Reflections on turning 60

The art of finding your friends, and letting your friends find you.

Paulo Coelho | June/July 2009 issue

In a recent interview, I said that turning 60 is the same as turning 35 or 47: a birthday cake, blowing out the candles and so on. But it’s not quite the same, and I’d like to share how I decided to commemorate the date.
My birthday is on August 24th, but I normally celebrate it on the 19th of March, the feast day of my patron saint, Joseph. One day in February, I was reading my blog, looking at my readers’ souls, and was seized by an impulse. Why not invite 10 people to my birthday party? I wrote a message and said the first 10 people to write back would be welcome. It so happens that the next day, the first 10 answers came from the most varied places on the planet: Brazil, Japan, England, Venezuela, Qatar and so on. The party would be at Puente La Reina, on the Way to Santiago de Compostela—in other words, far from airports or other normal means of transportation. I wasn’t certain the readers had understood the message. I was inviting them to my party, but I wasn’t paying their travel expenses. I sent an email and all 10 said they’d understood perfectly. I felt an immense responsibility, but kept my word, and I think they all had a good time and enjoyed a special evening—at least I know I did. They still communicate with one another.

> [ENTRIES PROVIDED]
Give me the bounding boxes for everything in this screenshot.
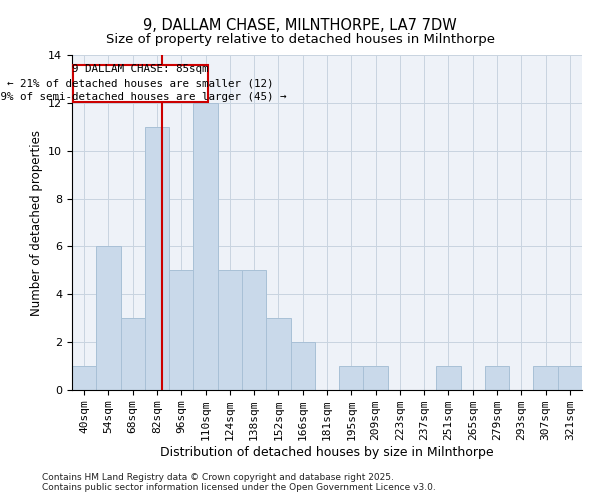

---

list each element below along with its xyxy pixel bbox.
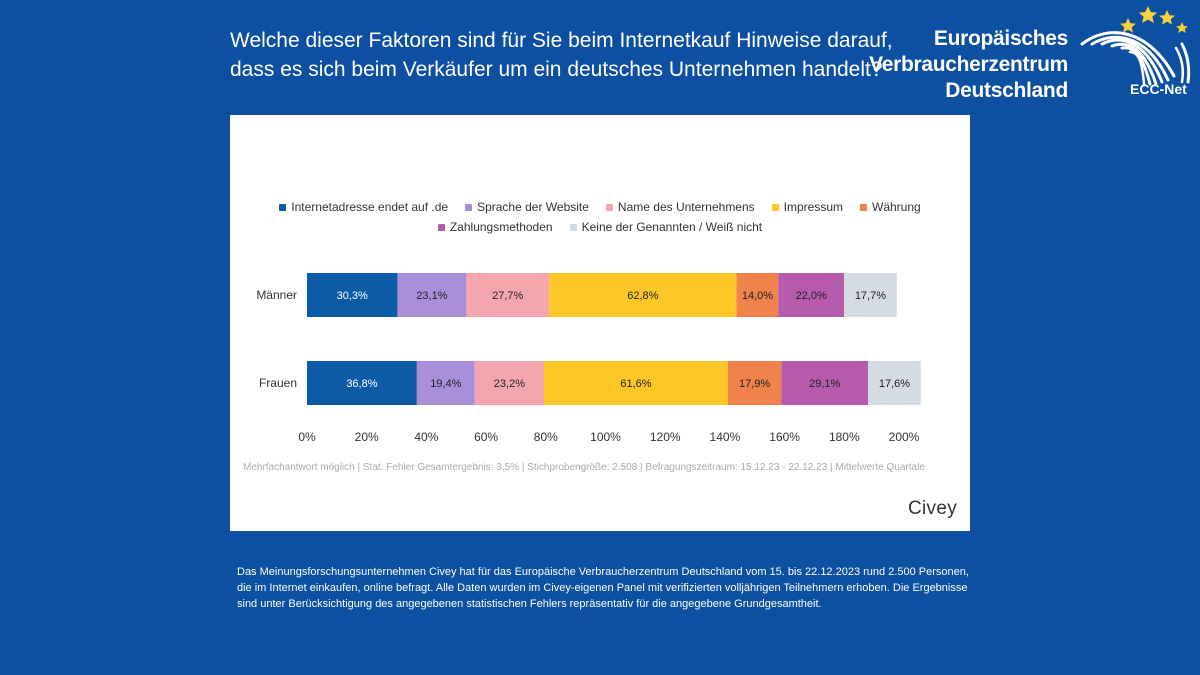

> [PROMPT]
Return the part of the essay on turning 60 from "In a recent" to "commemorate the date.", copied word for word. The items play no part in what is asked here.

> [SOLUTION FOR THIS EXERCISE]
In a recent interview, I said that turning 60 is the same as turning 35 or 47: a birthday cake, blowing out the candles and so on. But it’s not quite the same, and I’d like to share how I decided to commemorate the date.